[start of RECORD EXCERPTS]

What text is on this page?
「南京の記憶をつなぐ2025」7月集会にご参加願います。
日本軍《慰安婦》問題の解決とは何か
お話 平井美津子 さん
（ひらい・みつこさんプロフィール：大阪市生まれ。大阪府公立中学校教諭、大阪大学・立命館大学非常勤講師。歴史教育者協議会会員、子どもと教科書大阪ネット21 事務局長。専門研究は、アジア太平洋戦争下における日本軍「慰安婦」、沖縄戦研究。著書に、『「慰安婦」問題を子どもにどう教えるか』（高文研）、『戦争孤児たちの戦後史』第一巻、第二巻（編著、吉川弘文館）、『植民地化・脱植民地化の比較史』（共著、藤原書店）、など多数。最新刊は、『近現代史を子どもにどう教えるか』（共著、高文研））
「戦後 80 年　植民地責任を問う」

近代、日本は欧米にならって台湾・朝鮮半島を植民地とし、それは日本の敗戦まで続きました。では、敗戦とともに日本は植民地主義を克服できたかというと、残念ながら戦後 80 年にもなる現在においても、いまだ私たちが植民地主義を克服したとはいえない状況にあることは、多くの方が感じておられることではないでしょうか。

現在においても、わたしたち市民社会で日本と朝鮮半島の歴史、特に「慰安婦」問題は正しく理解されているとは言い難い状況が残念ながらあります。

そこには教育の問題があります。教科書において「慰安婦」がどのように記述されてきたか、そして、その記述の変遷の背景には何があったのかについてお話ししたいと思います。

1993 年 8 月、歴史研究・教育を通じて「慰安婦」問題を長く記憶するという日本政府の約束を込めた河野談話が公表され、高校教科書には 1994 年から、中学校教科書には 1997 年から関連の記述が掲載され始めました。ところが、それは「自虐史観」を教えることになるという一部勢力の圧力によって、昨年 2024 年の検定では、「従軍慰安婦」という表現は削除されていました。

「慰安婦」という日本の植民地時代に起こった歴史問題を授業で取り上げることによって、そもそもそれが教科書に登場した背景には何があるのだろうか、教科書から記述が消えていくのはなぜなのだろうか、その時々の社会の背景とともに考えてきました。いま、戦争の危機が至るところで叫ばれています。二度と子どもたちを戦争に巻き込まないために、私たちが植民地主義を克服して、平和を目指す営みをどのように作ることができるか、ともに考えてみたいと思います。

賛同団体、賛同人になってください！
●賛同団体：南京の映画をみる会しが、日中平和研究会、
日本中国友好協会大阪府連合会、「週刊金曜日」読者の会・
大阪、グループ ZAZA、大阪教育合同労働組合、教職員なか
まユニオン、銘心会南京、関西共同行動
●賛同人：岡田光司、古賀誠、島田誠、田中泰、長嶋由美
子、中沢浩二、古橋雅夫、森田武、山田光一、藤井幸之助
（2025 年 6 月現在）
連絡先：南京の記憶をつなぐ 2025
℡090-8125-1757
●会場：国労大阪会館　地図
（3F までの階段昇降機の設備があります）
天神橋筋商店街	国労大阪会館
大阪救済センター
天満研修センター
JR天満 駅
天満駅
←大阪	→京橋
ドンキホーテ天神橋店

[end of RECORD EXCERPTS]

• _STATED GOAL_
Reproduce every line of the material above exactly.

• _COMPLETE ANSWER_
What text is on this page?
「南京の記憶をつなぐ2025」7月集会にご参加願います。
日本軍《慰安婦》問題の解決とは何か
お話 平井美津子 さん
（ひらい・みつこさんプロフィール：大阪市生まれ。大阪府公立中学校教諭、大阪大学・立命館大学非常勤講師。歴史教育者協議会会員、子どもと教科書大阪ネット21 事務局長。専門研究は、アジア太平洋戦争下における日本軍「慰安婦」、沖縄戦研究。著書に、『「慰安婦」問題を子どもにどう教えるか』（高文研）、『戦争孤児たちの戦後史』第一巻、第二巻（編著、吉川弘文館）、『植民地化・脱植民地化の比較史』（共著、藤原書店）、など多数。最新刊は、『近現代史を子どもにどう教えるか』（共著、高文研））
「戦後 80 年　植民地責任を問う」

近代、日本は欧米にならって台湾・朝鮮半島を植民地とし、それは日本の敗戦まで続きました。では、敗戦とともに日本は植民地主義を克服できたかというと、残念ながら戦後 80 年にもなる現在においても、いまだ私たちが植民地主義を克服したとはいえない状況にあることは、多くの方が感じておられることではないでしょうか。

現在においても、わたしたち市民社会で日本と朝鮮半島の歴史、特に「慰安婦」問題は正しく理解されているとは言い難い状況が残念ながらあります。

そこには教育の問題があります。教科書において「慰安婦」がどのように記述されてきたか、そして、その記述の変遷の背景には何があったのかについてお話ししたいと思います。

1993 年 8 月、歴史研究・教育を通じて「慰安婦」問題を長く記憶するという日本政府の約束を込めた河野談話が公表され、高校教科書には 1994 年から、中学校教科書には 1997 年から関連の記述が掲載され始めました。ところが、それは「自虐史観」を教えることになるという一部勢力の圧力によって、昨年 2024 年の検定では、「従軍慰安婦」という表現は削除されていました。

「慰安婦」という日本の植民地時代に起こった歴史問題を授業で取り上げることによって、そもそもそれが教科書に登場した背景には何があるのだろうか、教科書から記述が消えていくのはなぜなのだろうか、その時々の社会の背景とともに考えてきました。いま、戦争の危機が至るところで叫ばれています。二度と子どもたちを戦争に巻き込まないために、私たちが植民地主義を克服して、平和を目指す営みをどのように作ることができるか、ともに考えてみたいと思います。

賛同団体、賛同人になってください！
●賛同団体：南京の映画をみる会しが、日中平和研究会、
日本中国友好協会大阪府連合会、「週刊金曜日」読者の会・
大阪、グループ ZAZA、大阪教育合同労働組合、教職員なか
まユニオン、銘心会南京、関西共同行動
●賛同人：岡田光司、古賀誠、島田誠、田中泰、長嶋由美
子、中沢浩二、古橋雅夫、森田武、山田光一、藤井幸之助
（2025 年 6 月現在）
連絡先：南京の記憶をつなぐ 2025
℡090-8125-1757
●会場：国労大阪会館　地図
（3F までの階段昇降機の設備があります）
天神橋筋商店街	国労大阪会館
大阪救済センター
天満研修センター
JR天満 駅
天満駅
←大阪	→京橋
ドンキホーテ天神橋店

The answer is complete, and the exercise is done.